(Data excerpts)
-- begin --
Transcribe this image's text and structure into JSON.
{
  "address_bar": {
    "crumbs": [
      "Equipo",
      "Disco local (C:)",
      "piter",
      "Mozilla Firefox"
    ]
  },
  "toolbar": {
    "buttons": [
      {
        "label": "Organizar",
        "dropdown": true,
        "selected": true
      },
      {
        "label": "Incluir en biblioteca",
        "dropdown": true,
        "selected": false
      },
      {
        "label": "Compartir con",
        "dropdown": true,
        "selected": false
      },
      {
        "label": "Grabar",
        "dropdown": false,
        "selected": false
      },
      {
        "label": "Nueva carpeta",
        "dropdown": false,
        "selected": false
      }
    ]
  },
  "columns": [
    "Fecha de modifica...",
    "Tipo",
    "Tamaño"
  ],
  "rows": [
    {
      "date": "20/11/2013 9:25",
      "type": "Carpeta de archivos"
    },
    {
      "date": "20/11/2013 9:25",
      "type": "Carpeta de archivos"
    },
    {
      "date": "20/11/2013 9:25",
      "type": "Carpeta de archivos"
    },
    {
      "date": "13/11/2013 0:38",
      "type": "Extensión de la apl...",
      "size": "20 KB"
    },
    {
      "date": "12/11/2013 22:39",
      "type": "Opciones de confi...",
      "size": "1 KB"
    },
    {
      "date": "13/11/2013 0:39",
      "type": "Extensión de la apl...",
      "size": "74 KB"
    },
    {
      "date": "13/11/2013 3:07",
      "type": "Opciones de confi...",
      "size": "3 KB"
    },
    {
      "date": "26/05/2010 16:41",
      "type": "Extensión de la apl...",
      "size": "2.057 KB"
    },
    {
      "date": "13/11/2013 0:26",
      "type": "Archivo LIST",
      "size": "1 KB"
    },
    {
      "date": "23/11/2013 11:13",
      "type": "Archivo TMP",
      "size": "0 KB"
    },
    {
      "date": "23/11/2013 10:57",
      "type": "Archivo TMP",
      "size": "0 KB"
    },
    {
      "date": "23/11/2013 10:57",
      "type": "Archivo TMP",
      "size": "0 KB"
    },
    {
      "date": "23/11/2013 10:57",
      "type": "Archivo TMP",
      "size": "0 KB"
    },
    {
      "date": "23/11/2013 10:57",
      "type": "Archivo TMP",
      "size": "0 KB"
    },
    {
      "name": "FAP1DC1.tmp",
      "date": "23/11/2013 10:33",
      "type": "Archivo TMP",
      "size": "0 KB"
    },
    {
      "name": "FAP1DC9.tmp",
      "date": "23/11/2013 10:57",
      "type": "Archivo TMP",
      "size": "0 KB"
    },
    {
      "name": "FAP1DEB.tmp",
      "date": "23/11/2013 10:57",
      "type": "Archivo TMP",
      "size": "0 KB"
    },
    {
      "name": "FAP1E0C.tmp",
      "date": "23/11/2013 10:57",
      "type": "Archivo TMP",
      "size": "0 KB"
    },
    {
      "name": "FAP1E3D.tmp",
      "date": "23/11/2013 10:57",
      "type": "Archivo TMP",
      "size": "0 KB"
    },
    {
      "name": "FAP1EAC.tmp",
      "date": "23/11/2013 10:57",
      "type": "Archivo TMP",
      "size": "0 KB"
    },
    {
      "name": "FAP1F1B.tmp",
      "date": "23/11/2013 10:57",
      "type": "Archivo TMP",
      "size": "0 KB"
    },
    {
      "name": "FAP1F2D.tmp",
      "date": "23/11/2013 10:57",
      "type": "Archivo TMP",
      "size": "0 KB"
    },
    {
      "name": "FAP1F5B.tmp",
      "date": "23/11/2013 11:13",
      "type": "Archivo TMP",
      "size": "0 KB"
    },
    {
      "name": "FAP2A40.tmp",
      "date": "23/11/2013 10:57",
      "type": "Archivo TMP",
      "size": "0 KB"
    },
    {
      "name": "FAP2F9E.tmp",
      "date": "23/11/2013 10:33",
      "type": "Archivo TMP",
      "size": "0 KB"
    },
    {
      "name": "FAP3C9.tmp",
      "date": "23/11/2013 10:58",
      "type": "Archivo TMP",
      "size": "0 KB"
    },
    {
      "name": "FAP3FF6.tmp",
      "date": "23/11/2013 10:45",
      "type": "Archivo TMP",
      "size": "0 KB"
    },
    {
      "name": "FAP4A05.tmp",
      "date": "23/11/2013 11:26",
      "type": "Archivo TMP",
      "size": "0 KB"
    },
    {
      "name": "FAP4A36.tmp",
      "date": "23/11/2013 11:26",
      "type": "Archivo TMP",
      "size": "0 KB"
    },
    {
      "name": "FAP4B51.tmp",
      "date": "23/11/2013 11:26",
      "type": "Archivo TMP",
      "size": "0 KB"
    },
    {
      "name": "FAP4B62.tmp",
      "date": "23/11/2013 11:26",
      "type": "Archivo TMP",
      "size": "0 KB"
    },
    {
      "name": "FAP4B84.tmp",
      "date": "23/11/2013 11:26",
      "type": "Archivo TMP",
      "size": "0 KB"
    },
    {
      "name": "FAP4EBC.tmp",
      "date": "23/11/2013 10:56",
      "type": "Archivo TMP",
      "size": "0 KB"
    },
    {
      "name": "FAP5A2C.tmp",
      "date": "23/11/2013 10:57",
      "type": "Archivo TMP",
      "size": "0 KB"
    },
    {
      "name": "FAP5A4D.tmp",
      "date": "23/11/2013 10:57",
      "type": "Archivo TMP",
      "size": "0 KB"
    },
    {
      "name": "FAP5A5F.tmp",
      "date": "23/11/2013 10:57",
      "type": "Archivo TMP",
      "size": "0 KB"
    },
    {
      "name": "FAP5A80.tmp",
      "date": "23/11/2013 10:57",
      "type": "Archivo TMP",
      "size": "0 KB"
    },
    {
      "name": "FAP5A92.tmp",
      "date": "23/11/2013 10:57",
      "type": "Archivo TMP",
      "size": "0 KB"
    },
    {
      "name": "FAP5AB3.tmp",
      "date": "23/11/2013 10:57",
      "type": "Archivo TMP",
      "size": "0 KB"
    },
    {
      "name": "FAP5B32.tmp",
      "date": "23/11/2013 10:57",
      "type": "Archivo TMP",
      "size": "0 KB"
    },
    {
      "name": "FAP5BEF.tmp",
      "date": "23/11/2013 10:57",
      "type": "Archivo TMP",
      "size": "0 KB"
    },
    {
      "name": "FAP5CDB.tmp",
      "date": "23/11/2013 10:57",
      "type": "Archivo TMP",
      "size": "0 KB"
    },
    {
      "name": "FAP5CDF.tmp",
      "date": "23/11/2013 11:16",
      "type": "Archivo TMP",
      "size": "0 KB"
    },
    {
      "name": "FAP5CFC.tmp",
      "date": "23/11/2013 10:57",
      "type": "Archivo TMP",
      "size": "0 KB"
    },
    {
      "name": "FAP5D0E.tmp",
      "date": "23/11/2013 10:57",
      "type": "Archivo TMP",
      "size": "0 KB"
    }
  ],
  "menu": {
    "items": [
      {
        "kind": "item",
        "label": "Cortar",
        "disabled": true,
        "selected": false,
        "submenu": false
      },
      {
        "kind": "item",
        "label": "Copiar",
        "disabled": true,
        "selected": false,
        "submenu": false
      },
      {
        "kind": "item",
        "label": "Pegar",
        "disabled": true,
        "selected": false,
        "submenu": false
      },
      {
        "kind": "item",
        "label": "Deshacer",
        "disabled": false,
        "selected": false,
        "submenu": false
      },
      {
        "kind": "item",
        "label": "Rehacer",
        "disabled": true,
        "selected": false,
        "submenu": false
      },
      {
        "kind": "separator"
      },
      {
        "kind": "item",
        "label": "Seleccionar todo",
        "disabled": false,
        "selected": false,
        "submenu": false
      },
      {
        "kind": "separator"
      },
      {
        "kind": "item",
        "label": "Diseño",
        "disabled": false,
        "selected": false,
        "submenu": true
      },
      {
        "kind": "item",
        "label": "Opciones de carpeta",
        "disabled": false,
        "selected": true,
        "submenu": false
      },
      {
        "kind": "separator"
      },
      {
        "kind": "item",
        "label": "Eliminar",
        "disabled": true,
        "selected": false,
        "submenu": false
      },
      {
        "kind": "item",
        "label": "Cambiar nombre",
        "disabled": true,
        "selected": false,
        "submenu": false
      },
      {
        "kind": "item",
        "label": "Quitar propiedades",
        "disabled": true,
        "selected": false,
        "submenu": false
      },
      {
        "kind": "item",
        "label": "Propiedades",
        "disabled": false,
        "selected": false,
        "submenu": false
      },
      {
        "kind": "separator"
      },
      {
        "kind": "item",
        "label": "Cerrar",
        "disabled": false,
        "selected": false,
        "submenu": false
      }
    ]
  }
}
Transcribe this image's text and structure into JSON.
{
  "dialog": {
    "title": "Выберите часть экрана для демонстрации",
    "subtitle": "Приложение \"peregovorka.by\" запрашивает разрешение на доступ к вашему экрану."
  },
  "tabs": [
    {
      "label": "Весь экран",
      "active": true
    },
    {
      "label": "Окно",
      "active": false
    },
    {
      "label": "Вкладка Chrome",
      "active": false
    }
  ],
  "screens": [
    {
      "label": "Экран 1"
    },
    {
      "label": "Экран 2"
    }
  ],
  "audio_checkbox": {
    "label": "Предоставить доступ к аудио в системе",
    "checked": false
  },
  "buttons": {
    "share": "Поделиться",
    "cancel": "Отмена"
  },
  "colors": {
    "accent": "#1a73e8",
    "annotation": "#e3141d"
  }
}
-- end --
— Directions —
Find the string "доступ" in the records, then copy each line where it occurs.

— Reply to the exercise —
    "subtitle": "Приложение \"peregovorka.by\" запрашивает разрешение на доступ к вашему экрану."
    "label": "Предоставить доступ к аудио в системе",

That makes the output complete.